> [Problem details] All lines in the data bearing the string "Campaigns" should be identified and copied.

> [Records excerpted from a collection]
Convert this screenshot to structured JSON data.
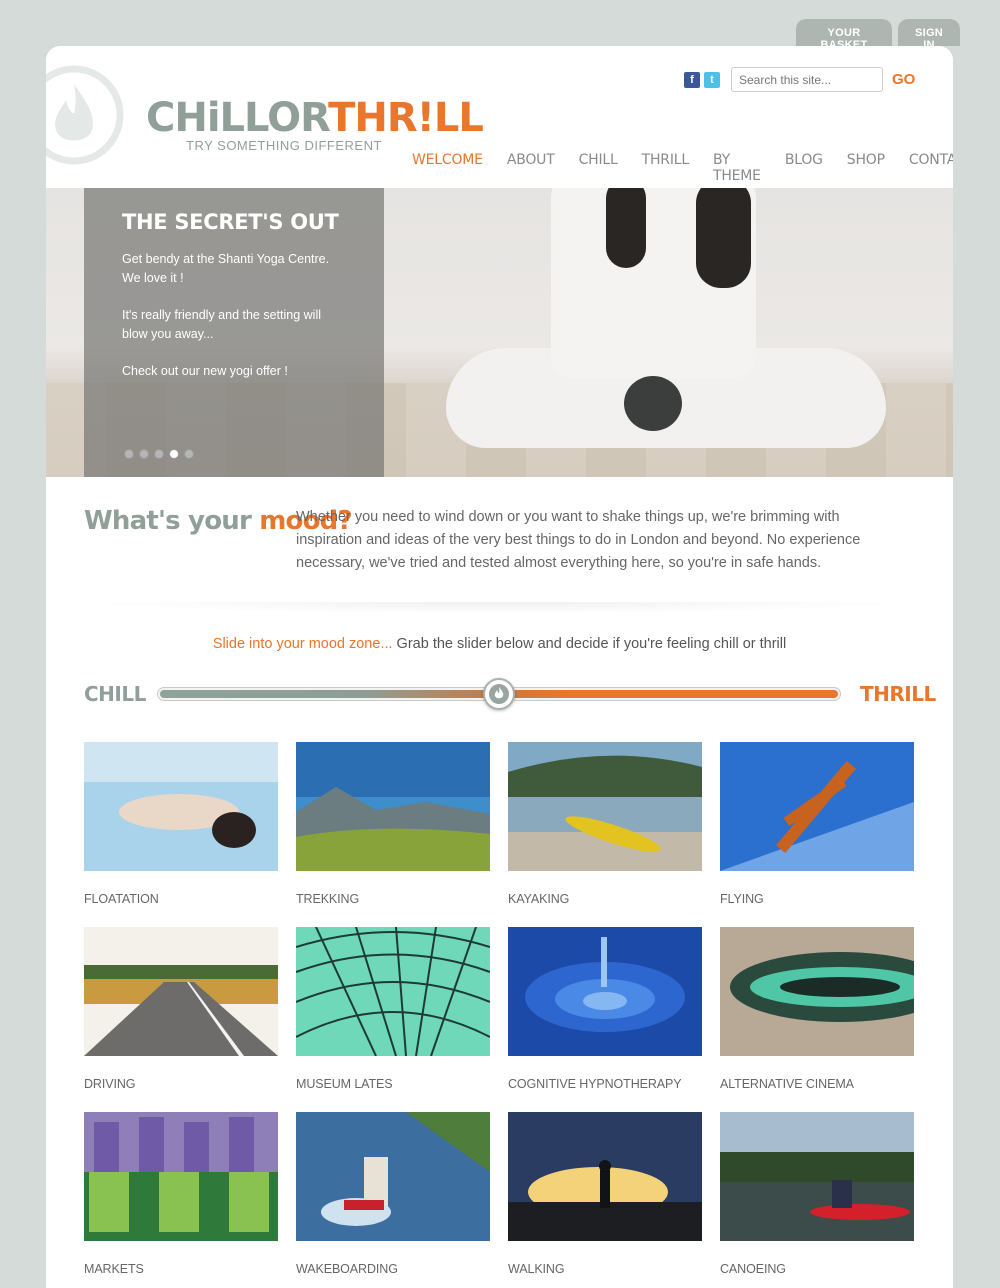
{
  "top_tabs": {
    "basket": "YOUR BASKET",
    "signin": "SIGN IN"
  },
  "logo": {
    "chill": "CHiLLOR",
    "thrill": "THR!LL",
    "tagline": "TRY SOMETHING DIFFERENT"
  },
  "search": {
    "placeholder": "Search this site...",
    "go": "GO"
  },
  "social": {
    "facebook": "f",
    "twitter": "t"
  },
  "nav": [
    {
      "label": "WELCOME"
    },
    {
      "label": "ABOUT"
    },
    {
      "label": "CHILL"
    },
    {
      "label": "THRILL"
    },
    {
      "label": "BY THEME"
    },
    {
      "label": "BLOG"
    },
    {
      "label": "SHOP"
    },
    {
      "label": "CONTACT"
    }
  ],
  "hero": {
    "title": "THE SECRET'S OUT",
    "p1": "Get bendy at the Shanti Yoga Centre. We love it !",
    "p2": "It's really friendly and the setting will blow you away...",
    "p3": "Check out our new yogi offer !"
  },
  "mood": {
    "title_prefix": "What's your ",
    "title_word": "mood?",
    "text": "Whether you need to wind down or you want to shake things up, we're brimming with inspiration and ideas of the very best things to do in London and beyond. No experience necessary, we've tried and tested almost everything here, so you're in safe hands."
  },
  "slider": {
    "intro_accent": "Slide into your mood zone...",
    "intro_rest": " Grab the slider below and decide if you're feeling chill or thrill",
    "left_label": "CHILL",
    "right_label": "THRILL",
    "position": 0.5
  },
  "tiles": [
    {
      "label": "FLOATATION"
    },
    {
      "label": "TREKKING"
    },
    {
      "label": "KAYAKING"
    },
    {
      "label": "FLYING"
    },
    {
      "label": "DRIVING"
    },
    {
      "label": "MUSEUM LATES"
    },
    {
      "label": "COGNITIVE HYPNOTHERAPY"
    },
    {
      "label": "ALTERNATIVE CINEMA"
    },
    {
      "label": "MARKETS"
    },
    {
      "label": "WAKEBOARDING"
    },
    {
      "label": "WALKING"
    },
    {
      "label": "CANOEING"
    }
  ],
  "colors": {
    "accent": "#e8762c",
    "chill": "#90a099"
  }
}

---

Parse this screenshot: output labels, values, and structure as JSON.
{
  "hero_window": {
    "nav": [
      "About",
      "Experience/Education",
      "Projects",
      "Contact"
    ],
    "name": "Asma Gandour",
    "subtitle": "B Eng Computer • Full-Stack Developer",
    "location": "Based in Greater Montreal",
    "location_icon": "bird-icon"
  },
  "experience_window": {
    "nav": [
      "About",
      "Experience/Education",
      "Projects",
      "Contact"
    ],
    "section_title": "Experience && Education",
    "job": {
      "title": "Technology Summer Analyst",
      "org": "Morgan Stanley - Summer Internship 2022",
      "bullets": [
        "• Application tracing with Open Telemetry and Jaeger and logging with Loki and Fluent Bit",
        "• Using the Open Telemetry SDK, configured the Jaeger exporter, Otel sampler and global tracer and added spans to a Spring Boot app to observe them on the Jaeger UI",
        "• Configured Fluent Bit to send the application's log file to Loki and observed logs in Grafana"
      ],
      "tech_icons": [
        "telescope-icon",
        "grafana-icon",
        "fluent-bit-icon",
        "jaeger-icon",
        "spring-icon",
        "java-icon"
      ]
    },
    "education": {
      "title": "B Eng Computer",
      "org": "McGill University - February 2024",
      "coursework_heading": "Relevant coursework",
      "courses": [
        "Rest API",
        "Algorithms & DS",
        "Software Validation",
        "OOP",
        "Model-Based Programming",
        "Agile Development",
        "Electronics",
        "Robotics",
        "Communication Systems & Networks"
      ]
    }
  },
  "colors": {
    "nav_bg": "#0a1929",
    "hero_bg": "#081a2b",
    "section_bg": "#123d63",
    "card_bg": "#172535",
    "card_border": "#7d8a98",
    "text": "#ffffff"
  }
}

--

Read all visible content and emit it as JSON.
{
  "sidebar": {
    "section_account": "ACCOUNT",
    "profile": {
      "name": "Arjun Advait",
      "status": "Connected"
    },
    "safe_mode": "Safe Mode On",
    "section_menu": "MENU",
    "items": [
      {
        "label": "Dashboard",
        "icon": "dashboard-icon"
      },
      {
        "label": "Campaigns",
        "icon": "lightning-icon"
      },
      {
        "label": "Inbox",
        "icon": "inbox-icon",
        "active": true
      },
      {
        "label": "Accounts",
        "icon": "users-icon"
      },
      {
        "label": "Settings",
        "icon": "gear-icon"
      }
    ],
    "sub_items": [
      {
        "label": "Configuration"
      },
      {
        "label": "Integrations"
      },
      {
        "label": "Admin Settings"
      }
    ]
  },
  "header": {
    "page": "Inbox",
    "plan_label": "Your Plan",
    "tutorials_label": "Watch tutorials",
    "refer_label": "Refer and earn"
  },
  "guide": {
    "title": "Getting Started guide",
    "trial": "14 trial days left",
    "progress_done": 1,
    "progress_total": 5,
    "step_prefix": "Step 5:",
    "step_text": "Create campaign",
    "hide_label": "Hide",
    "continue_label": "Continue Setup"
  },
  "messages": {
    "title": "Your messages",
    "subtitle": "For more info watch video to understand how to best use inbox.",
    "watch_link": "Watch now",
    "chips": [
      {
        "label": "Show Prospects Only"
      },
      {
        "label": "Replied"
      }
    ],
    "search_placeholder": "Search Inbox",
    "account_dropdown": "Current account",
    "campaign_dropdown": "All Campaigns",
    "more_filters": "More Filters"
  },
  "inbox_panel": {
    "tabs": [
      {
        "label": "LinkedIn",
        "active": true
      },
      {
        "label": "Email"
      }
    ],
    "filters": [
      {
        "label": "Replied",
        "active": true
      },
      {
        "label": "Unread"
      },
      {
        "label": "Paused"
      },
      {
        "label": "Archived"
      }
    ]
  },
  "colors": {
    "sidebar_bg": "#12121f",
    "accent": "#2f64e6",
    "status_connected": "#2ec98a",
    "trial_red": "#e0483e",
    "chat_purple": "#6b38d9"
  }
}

> [Output of the task]
        "label": "Campaigns",
    "campaign_dropdown": "All Campaigns",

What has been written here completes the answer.